** Material supplied **

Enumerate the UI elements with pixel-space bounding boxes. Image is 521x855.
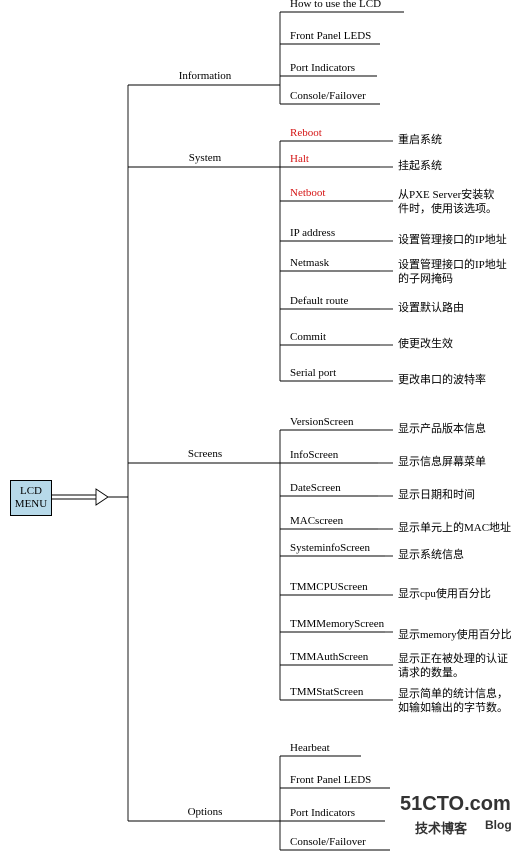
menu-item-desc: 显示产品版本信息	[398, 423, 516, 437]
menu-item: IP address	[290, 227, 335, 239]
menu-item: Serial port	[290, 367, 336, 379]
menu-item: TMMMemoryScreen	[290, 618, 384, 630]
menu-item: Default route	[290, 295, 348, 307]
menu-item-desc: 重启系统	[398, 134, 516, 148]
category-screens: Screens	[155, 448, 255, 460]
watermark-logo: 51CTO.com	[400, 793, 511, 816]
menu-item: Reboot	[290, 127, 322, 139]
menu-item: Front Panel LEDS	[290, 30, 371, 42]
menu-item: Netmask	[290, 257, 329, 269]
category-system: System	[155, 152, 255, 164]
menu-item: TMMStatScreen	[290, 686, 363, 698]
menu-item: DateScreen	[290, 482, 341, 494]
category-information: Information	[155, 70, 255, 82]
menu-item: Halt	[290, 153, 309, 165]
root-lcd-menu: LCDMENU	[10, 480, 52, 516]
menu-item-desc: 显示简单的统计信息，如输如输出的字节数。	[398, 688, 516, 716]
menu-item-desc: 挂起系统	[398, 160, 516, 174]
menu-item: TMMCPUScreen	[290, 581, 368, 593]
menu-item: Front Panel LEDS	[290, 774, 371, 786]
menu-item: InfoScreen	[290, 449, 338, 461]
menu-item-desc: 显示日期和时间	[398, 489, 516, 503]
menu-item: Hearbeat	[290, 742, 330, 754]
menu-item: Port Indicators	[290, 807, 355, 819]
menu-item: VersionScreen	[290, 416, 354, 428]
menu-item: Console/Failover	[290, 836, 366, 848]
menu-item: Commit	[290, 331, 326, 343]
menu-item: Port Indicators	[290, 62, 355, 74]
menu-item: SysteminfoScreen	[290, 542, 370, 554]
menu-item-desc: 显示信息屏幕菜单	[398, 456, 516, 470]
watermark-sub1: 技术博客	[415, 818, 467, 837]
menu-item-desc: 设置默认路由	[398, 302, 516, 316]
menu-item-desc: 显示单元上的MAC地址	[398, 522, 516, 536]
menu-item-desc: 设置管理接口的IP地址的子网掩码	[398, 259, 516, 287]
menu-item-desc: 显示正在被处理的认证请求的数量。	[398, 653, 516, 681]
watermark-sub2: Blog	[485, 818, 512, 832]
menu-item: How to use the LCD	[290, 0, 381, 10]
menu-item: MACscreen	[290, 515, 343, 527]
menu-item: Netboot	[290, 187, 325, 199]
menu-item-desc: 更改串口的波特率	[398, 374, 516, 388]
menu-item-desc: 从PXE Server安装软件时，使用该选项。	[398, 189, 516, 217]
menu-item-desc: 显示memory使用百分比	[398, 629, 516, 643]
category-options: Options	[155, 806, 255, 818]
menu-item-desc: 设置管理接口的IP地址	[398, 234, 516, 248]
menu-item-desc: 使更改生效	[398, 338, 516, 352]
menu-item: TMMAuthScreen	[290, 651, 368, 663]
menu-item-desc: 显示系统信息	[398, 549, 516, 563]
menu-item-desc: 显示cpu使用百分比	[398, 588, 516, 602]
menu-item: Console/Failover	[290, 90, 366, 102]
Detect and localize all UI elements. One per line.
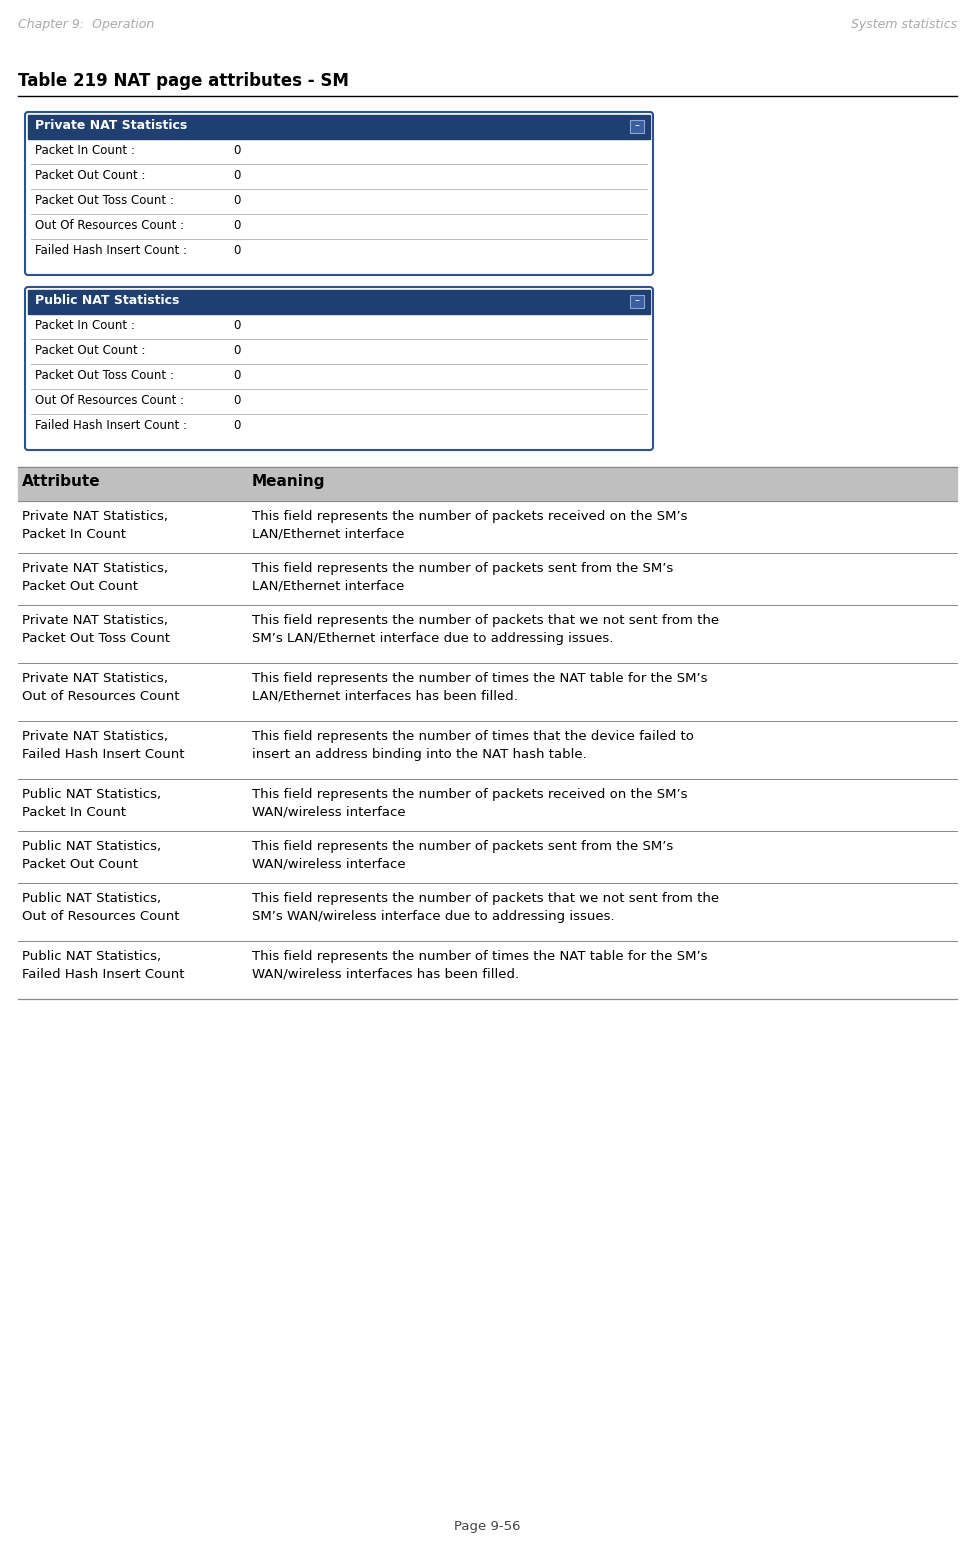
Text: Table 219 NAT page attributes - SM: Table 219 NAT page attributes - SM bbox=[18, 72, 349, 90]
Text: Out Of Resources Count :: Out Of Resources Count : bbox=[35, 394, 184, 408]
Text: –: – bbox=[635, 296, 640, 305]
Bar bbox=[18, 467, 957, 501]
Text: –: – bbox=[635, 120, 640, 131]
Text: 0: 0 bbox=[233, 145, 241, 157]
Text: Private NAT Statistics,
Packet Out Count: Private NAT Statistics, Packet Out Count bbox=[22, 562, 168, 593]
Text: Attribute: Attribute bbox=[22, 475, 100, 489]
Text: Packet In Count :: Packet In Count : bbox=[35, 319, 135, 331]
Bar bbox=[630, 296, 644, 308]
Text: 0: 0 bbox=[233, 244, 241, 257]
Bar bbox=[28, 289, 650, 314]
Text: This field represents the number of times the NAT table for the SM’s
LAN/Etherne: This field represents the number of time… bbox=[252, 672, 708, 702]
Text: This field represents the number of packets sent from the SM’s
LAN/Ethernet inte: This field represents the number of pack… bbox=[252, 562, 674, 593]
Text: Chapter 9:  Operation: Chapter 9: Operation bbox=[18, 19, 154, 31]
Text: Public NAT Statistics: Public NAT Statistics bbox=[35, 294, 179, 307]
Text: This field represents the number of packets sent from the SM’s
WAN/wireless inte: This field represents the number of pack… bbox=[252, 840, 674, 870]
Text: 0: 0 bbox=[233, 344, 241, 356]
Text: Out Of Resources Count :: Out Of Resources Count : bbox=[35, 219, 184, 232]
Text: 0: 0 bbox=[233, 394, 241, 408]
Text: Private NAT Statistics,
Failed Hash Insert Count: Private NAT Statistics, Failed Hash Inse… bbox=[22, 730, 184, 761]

** Directive **
Switch "Resources" to "Capacity" in the part of the material that opens with the line containing "Text: Table 219" and closes with the line containing "Text: 0: 0 bbox=[233, 145, 241, 157]". Write out only those lines, with nothing else changed.

** Response **
Text: Table 219 NAT page attributes - SM: Table 219 NAT page attributes - SM bbox=[18, 72, 349, 90]
Text: Out Of Capacity Count :: Out Of Capacity Count : bbox=[35, 394, 184, 408]
Text: –: – bbox=[635, 296, 640, 305]
Bar bbox=[18, 467, 957, 501]
Text: –: – bbox=[635, 120, 640, 131]
Text: 0: 0 bbox=[233, 145, 241, 157]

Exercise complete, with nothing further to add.